Exercise goal →
Print all of the material below line for line, without changing a single character.

* begin *

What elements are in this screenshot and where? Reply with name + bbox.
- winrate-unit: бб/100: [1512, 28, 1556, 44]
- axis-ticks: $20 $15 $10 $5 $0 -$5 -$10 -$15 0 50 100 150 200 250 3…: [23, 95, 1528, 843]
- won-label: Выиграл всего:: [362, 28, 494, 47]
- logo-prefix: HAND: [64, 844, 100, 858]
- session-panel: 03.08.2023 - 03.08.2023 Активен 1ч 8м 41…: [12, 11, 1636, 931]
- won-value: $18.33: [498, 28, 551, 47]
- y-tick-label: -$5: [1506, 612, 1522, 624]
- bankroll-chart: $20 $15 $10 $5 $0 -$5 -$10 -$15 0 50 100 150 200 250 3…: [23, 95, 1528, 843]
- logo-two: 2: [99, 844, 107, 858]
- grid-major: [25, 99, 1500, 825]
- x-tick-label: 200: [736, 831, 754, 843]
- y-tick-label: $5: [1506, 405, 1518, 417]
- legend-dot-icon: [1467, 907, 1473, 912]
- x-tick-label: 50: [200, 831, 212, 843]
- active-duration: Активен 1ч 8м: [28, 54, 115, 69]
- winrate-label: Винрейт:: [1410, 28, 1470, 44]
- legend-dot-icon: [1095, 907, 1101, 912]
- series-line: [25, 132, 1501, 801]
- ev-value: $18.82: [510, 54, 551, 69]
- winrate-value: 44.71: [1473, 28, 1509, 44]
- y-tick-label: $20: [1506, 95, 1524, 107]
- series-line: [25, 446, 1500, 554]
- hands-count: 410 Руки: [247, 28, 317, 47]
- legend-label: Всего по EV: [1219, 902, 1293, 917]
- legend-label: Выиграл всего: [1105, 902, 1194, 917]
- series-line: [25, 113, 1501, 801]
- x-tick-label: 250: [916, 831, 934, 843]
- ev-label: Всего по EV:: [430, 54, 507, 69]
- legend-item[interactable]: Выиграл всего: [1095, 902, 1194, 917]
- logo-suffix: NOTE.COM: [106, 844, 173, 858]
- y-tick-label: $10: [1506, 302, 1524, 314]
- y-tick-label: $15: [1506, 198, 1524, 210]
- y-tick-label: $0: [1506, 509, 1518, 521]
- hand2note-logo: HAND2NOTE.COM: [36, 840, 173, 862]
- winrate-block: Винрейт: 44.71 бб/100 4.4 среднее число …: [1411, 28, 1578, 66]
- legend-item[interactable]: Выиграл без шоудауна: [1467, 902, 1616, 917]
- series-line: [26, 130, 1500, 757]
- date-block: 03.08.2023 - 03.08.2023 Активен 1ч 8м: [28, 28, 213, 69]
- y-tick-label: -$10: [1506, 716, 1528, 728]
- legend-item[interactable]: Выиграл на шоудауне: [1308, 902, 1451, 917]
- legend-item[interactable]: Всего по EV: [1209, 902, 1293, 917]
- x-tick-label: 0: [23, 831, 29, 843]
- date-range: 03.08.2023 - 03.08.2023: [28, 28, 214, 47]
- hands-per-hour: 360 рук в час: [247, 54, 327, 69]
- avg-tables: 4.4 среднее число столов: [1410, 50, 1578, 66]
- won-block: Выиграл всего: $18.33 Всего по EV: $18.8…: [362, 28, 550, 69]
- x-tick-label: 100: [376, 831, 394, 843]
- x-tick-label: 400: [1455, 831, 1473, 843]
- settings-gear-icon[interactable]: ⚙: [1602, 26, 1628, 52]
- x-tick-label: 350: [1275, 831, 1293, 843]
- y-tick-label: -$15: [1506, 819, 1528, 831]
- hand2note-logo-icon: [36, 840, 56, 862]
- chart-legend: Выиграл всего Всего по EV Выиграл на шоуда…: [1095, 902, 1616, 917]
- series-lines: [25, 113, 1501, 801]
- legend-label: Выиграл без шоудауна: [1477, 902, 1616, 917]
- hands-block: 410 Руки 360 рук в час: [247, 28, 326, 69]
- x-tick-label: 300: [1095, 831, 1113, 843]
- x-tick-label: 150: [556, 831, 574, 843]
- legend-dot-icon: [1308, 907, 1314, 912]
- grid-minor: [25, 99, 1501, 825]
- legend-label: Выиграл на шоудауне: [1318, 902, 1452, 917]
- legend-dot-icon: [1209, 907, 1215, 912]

* end *

Output for this exercise →
What elements are in this screenshot and where? Reply with name + bbox.
- winrate-unit: бб/100: [1512, 28, 1556, 44]
- axis-ticks: $20 $15 $10 $5 $0 -$5 -$10 -$15 0 50 100 150 200 250 3…: [23, 95, 1528, 843]
- won-label: Выиграл всего:: [362, 28, 494, 47]
- logo-prefix: HAND: [64, 844, 100, 858]
- session-panel: 03.08.2023 - 03.08.2023 Активен 1ч 8м 41…: [12, 11, 1636, 931]
- won-value: $18.33: [498, 28, 551, 47]
- y-tick-label: -$5: [1506, 612, 1522, 624]
- bankroll-chart: $20 $15 $10 $5 $0 -$5 -$10 -$15 0 50 100 150 200 250 3…: [23, 95, 1528, 843]
- logo-two: 2: [99, 844, 107, 858]
- grid-major: [25, 99, 1500, 825]
- x-tick-label: 200: [736, 831, 754, 843]
- y-tick-label: $5: [1506, 405, 1518, 417]
- legend-dot-icon: [1467, 907, 1473, 912]
- x-tick-label: 50: [200, 831, 212, 843]
- active-duration: Активен 1ч 8м: [28, 54, 115, 69]
- winrate-label: Винрейт:: [1410, 28, 1470, 44]
- legend-dot-icon: [1095, 907, 1101, 912]
- series-line: [25, 132, 1501, 801]
- ev-value: $18.82: [510, 54, 551, 69]
- winrate-value: 44.71: [1473, 28, 1509, 44]
- y-tick-label: $20: [1506, 95, 1524, 107]
- series-line: [25, 446, 1500, 554]
- hands-count: 410 Руки: [247, 28, 317, 47]
- legend-label: Всего по EV: [1219, 902, 1293, 917]
- legend-label: Выиграл всего: [1105, 902, 1194, 917]
- series-line: [25, 113, 1501, 801]
- x-tick-label: 250: [916, 831, 934, 843]
- ev-label: Всего по EV:: [430, 54, 507, 69]
- legend-item[interactable]: Выиграл всего: [1095, 902, 1194, 917]
- logo-suffix: NOTE.COM: [106, 844, 173, 858]
- y-tick-label: $10: [1506, 302, 1524, 314]
- y-tick-label: $15: [1506, 198, 1524, 210]
- y-tick-label: $0: [1506, 509, 1518, 521]
- hand2note-logo: HAND2NOTE.COM: [36, 840, 173, 862]
- winrate-block: Винрейт: 44.71 бб/100 4.4 среднее число …: [1411, 28, 1578, 66]
- legend-item[interactable]: Выиграл без шоудауна: [1467, 902, 1616, 917]
- series-line: [26, 130, 1500, 757]
- date-block: 03.08.2023 - 03.08.2023 Активен 1ч 8м: [28, 28, 213, 69]
- y-tick-label: -$10: [1506, 716, 1528, 728]
- legend-item[interactable]: Выиграл на шоудауне: [1308, 902, 1451, 917]
- legend-item[interactable]: Всего по EV: [1209, 902, 1293, 917]
- x-tick-label: 0: [23, 831, 29, 843]
- date-range: 03.08.2023 - 03.08.2023: [28, 28, 214, 47]
- hands-per-hour: 360 рук в час: [247, 54, 327, 69]
- avg-tables: 4.4 среднее число столов: [1410, 50, 1578, 66]
- won-block: Выиграл всего: $18.33 Всего по EV: $18.8…: [362, 28, 550, 69]
- x-tick-label: 100: [376, 831, 394, 843]
- x-tick-label: 400: [1455, 831, 1473, 843]
- settings-gear-icon[interactable]: ⚙: [1602, 26, 1628, 52]
- x-tick-label: 350: [1275, 831, 1293, 843]
- y-tick-label: -$15: [1506, 819, 1528, 831]
- hand2note-logo-icon: [36, 840, 56, 862]
- chart-legend: Выиграл всего Всего по EV Выиграл на шоуда…: [1095, 902, 1616, 917]
- series-lines: [25, 113, 1501, 801]
- legend-label: Выиграл без шоудауна: [1477, 902, 1616, 917]
- hands-block: 410 Руки 360 рук в час: [247, 28, 326, 69]
- x-tick-label: 300: [1095, 831, 1113, 843]
- x-tick-label: 150: [556, 831, 574, 843]
- legend-dot-icon: [1308, 907, 1314, 912]
- grid-minor: [25, 99, 1501, 825]
- legend-label: Выиграл на шоудауне: [1318, 902, 1452, 917]
- legend-dot-icon: [1209, 907, 1215, 912]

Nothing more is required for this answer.